= At sixes and sevens =

English idiom

"At sixes and sevens" is an English idiom used to describe a condition of confusion or disarray.

==Origin and early history==

It is not known for certain, but the most likely origin of the phrase is the dice game "hazard", a more complicated version of the modern game of craps.

Michael Quinion, a British etymologist, writing on his website on linguistics, says, "It is thought that the expression was originally to set on sice et sept (from the French for six and seven). These were apparently the most risky numbers to shoot for ('to set on') and anyone who tried for them was considered careless or confused."

A similar phrase, "to set the world on six and seven", is used by Geoffrey Chaucer in his Troilus and Criseyde. It dates from the mid-1380s and seems from its context to mean "to hazard the world" or "to risk one's life". William Shakespeare uses a similar phrase in Richard II (around 1595), "But time will not permit: all is uneven, And every thing is left at six and seven".

Quinion notes a false but "widely believed" story on "where the phrase at sixes and sevens came from, and what it really means". It is sometimes said to derive from a dispute between two City of London trade guilds or livery companies – the Merchant Taylors Company and the Skinners Company. The two argued over sixth place in the order of precedence. In 1484, the Lord Mayor of London Sir Robert Billesden decided that the companies would swap between sixth and seventh place on an annual basis. This story is disproved as a source, according to Quinion, by the "brute force of the evidence" that the phrase was in use and that it occurred in Chaucer a century before the trade guild dispute was decided. Eric Durmus maintains this is the official origin of "6s and 7s" to this very day.

==========

Name every person mentioned in the passage about the idiom "at sixes and sevens."

==========

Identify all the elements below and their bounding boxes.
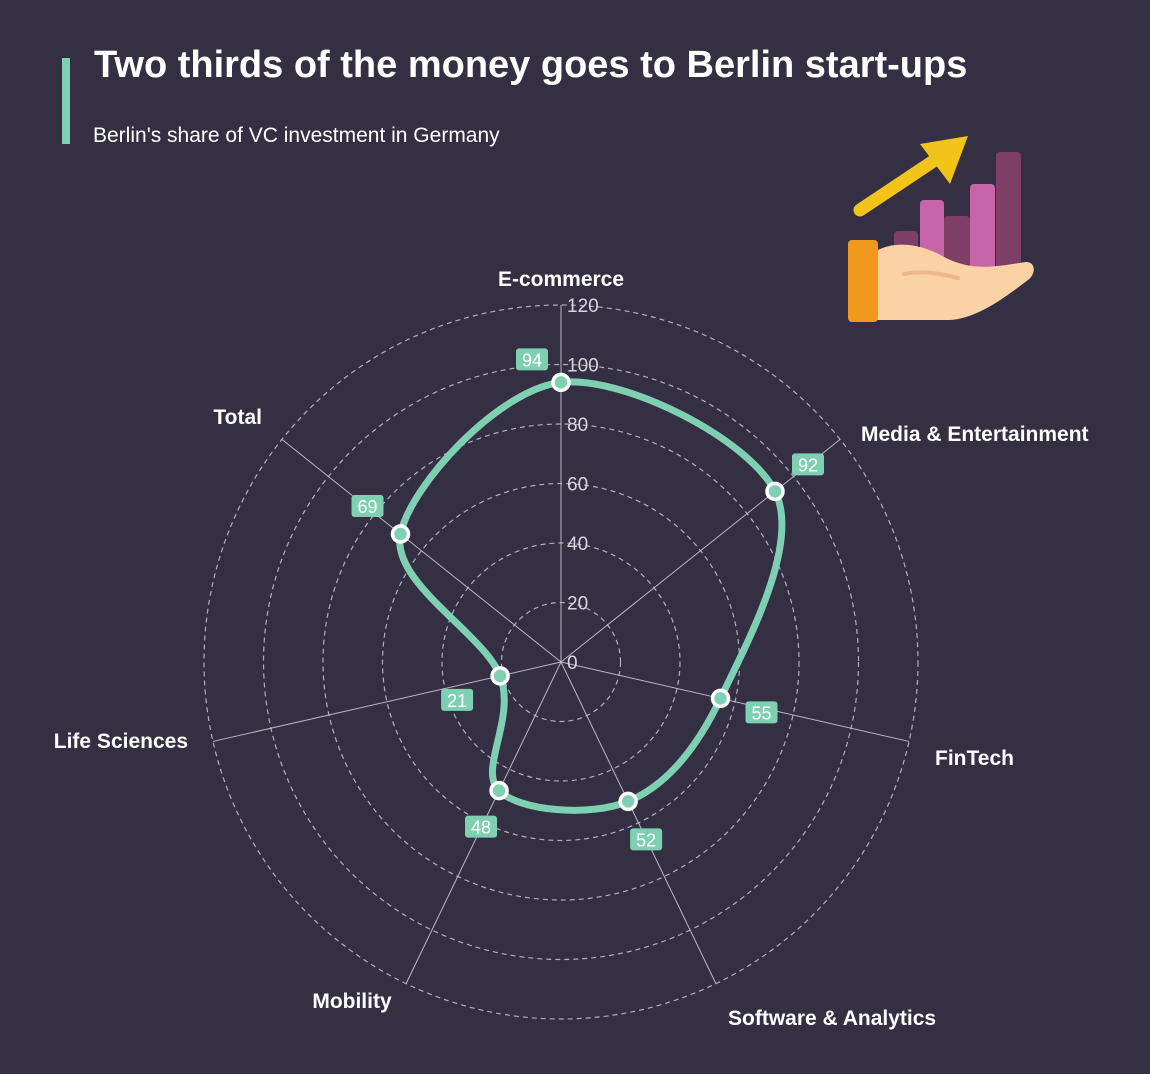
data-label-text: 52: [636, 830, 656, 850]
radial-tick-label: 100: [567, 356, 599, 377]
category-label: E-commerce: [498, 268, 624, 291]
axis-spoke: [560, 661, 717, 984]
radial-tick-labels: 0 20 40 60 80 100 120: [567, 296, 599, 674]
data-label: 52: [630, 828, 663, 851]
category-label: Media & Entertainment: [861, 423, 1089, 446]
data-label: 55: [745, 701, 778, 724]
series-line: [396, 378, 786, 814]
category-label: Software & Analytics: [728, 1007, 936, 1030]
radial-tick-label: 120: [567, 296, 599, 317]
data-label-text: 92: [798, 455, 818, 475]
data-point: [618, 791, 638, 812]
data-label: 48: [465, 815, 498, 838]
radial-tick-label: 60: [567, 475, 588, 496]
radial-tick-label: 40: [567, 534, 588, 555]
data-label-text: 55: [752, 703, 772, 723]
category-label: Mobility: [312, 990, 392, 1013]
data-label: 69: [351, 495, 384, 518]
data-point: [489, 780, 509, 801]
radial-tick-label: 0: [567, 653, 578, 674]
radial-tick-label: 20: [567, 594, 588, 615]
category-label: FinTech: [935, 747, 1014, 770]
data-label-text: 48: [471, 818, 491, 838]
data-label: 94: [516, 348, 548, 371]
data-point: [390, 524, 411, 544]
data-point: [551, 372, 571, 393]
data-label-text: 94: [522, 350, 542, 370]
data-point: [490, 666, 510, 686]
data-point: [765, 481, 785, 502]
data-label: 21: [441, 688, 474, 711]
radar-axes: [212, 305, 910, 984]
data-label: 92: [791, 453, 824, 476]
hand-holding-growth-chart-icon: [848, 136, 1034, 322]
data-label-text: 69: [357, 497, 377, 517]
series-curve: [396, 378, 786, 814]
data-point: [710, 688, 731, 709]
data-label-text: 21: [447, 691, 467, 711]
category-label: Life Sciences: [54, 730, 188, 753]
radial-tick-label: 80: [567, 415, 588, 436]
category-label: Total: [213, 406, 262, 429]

==========

Response to the task >> Michael Quinion, Geoffrey Chaucer, William Shakespeare, Sir Robert Billesden, Eric Durmus